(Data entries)

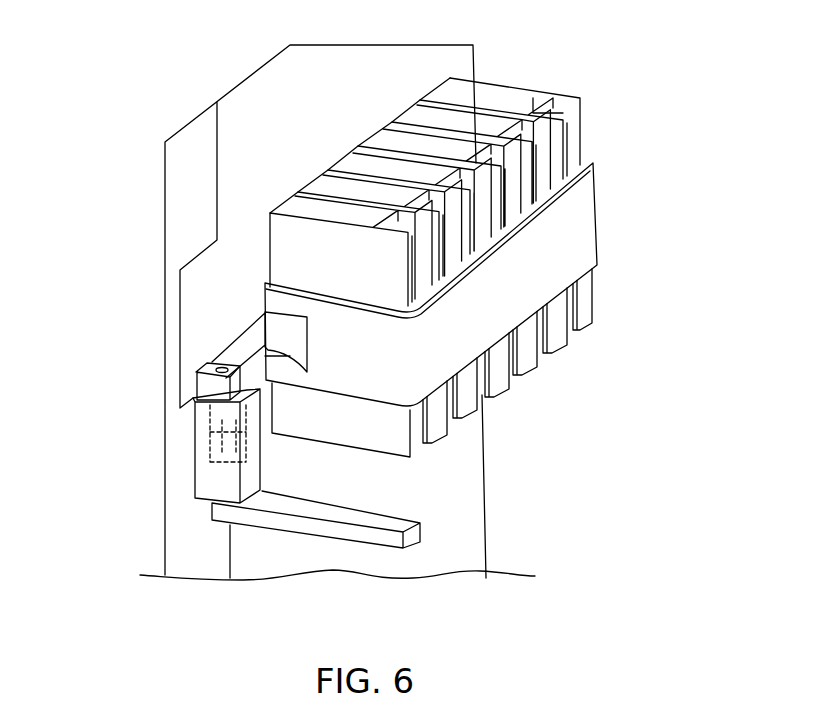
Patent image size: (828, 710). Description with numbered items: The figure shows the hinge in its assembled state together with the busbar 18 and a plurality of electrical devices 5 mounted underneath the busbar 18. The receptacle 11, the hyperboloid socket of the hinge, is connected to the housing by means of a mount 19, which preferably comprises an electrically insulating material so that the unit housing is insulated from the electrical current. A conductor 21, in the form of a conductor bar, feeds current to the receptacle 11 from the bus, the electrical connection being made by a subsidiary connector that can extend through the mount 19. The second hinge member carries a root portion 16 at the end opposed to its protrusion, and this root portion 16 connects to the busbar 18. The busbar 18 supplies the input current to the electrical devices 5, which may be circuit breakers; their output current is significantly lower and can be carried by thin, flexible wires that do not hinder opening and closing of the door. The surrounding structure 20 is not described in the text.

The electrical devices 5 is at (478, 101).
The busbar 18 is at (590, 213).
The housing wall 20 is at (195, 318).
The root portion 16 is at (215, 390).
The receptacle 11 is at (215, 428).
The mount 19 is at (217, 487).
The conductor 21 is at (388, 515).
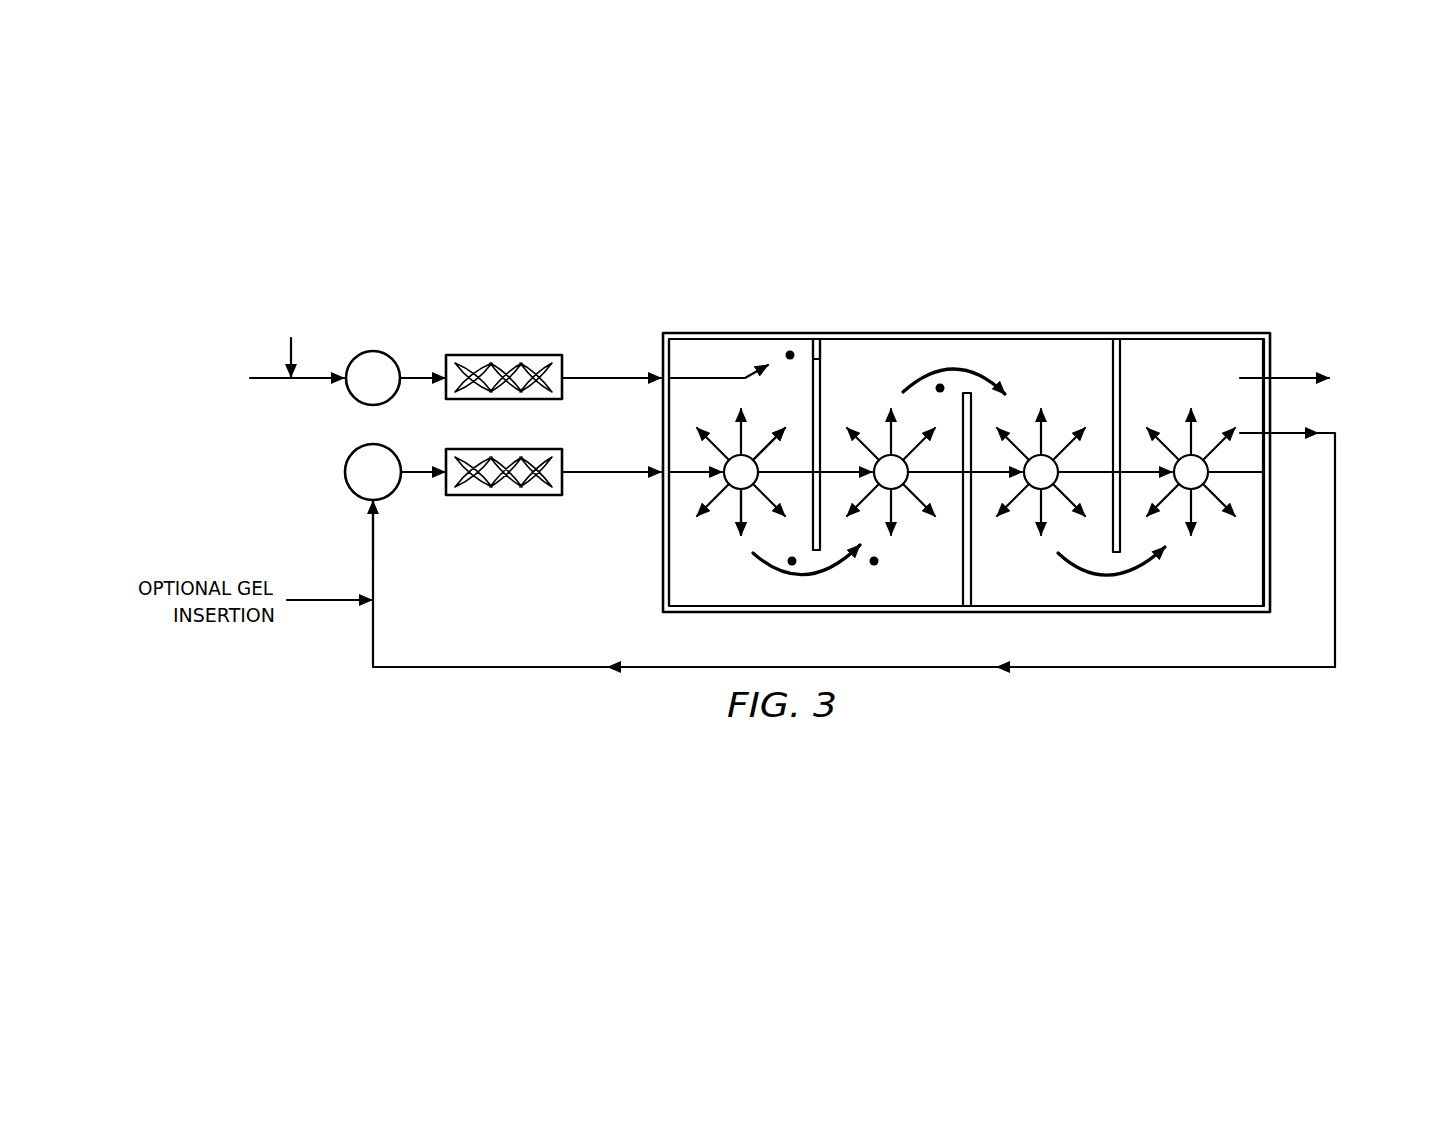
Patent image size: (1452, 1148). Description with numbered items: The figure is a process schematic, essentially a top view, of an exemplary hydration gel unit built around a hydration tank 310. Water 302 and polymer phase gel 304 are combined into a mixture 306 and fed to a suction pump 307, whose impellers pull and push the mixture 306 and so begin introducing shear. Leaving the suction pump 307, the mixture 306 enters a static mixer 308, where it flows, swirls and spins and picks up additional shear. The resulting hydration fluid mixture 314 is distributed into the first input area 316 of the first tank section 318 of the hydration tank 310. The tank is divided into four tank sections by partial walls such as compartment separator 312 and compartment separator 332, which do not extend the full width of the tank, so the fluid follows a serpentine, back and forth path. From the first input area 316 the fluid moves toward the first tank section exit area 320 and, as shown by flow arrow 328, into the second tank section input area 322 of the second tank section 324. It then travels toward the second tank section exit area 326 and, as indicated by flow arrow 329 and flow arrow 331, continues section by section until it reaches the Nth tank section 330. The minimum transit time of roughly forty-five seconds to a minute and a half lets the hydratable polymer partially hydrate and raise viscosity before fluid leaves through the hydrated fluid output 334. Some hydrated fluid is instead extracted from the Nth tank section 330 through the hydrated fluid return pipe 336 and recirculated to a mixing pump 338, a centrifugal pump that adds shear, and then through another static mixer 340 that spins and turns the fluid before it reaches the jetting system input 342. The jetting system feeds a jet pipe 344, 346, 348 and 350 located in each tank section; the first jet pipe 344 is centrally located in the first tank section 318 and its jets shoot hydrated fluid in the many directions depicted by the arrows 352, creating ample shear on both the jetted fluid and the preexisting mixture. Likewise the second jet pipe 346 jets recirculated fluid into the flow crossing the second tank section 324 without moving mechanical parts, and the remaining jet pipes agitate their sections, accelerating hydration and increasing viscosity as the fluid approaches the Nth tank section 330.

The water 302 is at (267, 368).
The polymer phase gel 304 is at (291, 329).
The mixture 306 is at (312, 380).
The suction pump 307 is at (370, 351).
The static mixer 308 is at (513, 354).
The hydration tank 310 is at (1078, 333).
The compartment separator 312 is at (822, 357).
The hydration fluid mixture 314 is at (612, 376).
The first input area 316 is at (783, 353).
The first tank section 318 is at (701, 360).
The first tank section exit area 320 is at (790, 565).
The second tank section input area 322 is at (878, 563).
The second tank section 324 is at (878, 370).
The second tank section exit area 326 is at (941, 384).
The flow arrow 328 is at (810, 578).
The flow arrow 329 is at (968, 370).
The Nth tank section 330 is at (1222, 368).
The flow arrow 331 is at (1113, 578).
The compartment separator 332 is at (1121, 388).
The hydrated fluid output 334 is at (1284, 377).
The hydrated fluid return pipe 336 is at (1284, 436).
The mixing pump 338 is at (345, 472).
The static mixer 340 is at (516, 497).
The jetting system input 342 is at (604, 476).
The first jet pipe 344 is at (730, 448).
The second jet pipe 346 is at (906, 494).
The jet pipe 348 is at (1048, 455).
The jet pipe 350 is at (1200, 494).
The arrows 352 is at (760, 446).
==
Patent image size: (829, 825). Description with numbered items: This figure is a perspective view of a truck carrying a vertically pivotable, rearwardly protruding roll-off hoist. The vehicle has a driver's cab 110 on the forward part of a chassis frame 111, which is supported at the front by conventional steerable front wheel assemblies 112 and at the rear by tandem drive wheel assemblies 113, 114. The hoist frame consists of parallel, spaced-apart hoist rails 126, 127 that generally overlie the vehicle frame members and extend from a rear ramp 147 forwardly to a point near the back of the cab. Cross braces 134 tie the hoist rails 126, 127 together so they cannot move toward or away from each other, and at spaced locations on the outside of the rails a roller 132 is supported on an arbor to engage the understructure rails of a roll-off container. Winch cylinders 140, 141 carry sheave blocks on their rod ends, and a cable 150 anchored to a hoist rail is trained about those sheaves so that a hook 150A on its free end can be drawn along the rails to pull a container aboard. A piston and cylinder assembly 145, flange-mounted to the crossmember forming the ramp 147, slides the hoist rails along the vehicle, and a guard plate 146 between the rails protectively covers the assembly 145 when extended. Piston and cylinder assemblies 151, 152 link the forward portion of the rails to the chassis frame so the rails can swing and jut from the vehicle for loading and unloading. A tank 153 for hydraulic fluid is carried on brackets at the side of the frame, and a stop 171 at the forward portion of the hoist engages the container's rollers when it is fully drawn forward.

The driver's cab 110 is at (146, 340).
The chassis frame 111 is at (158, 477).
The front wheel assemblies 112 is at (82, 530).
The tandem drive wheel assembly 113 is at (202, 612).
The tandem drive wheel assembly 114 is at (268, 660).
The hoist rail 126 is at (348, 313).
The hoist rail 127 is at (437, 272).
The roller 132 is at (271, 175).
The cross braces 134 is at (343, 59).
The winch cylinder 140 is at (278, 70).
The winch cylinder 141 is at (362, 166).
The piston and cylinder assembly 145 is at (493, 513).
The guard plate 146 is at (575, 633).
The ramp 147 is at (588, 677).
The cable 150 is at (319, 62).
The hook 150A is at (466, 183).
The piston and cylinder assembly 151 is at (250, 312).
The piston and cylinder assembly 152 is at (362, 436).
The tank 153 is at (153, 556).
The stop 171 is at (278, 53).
---
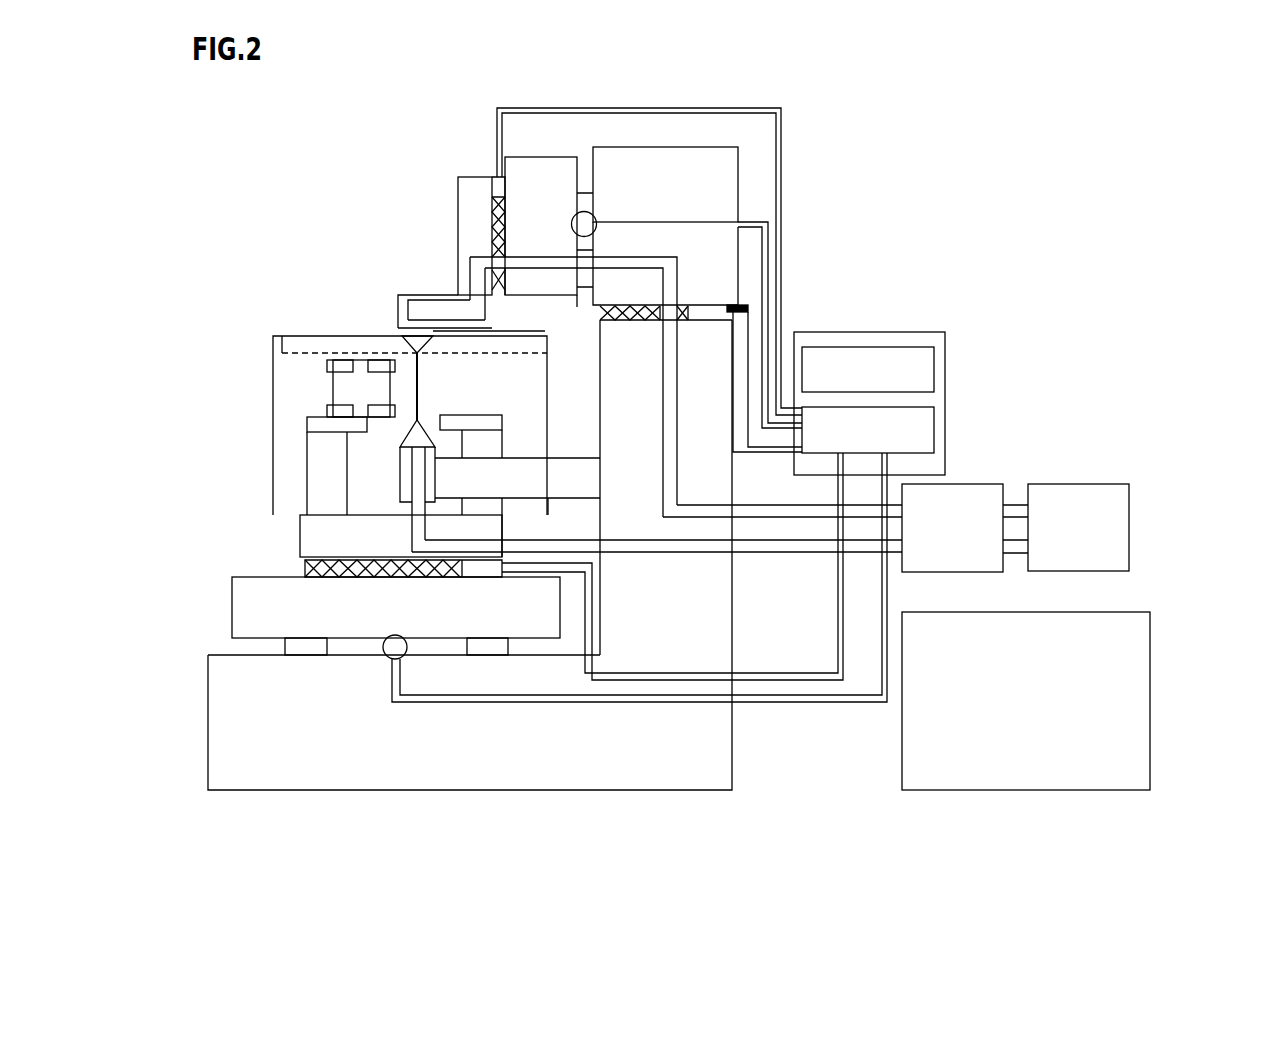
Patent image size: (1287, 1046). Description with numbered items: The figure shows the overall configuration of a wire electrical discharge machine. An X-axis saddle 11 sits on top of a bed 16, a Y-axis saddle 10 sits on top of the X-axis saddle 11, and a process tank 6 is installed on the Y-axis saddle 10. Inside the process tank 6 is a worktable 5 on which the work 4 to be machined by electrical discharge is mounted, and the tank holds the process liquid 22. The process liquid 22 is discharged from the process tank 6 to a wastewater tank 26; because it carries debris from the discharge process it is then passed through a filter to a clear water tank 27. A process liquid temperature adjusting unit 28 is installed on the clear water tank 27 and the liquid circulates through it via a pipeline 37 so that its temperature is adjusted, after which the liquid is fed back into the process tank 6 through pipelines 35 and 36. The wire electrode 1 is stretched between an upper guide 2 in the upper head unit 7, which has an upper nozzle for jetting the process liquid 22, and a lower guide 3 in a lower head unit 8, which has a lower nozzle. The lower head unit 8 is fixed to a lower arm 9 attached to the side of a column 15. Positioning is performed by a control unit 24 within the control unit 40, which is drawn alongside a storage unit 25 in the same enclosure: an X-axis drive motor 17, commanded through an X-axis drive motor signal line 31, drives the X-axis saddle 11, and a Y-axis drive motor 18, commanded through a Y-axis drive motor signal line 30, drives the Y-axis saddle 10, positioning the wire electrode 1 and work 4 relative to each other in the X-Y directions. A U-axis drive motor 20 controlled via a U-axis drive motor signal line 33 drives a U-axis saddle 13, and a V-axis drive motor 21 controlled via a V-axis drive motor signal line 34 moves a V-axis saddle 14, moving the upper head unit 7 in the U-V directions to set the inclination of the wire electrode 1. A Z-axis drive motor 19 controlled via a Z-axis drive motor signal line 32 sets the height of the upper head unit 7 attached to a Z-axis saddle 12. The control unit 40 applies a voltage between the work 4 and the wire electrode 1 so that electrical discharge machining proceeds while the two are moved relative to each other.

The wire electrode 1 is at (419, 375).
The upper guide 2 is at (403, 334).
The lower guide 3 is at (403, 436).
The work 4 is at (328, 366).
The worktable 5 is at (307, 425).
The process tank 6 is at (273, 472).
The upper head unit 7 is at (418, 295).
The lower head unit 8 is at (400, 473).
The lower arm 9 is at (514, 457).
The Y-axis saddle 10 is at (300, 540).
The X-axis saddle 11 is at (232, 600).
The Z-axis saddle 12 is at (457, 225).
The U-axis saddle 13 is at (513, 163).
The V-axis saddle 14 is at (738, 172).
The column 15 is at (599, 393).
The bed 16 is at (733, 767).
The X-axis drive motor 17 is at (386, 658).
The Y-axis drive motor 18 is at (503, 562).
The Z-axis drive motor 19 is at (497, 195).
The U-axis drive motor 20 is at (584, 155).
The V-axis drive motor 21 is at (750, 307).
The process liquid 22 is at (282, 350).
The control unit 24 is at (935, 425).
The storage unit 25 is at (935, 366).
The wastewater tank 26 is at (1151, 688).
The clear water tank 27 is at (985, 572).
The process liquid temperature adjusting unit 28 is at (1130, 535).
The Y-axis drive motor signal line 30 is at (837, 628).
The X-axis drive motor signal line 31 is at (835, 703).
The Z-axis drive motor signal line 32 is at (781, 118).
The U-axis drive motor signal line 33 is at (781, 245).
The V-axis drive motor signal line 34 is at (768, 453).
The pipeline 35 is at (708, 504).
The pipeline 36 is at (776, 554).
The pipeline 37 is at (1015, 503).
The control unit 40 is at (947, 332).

Exercise description: Could you extract everything in the material from the line containing "Patent image size: (828, 710)." down to the line containing "The conductor 21 is at (388, 515).", including both of those lines and copying each one word for word?

Exercise output:
Patent image size: (828, 710). Description with numbered items: The figure shows the hinge in its assembled state together with the busbar 18 and a plurality of electrical devices 5 mounted underneath the busbar 18. The receptacle 11, the hyperboloid socket of the hinge, is connected to the housing by means of a mount 19, which preferably comprises an electrically insulating material so that the unit housing is insulated from the electrical current. A conductor 21, in the form of a conductor bar, feeds current to the receptacle 11 from the bus, the electrical connection being made by a subsidiary connector that can extend through the mount 19. The second hinge member carries a root portion 16 at the end opposed to its protrusion, and this root portion 16 connects to the busbar 18. The busbar 18 supplies the input current to the electrical devices 5, which may be circuit breakers; their output current is significantly lower and can be carried by thin, flexible wires that do not hinder opening and closing of the door. The surrounding structure 20 is not described in the text.

The electrical devices 5 is at (478, 101).
The busbar 18 is at (590, 213).
The housing wall 20 is at (195, 318).
The root portion 16 is at (215, 390).
The receptacle 11 is at (215, 428).
The mount 19 is at (217, 487).
The conductor 21 is at (388, 515).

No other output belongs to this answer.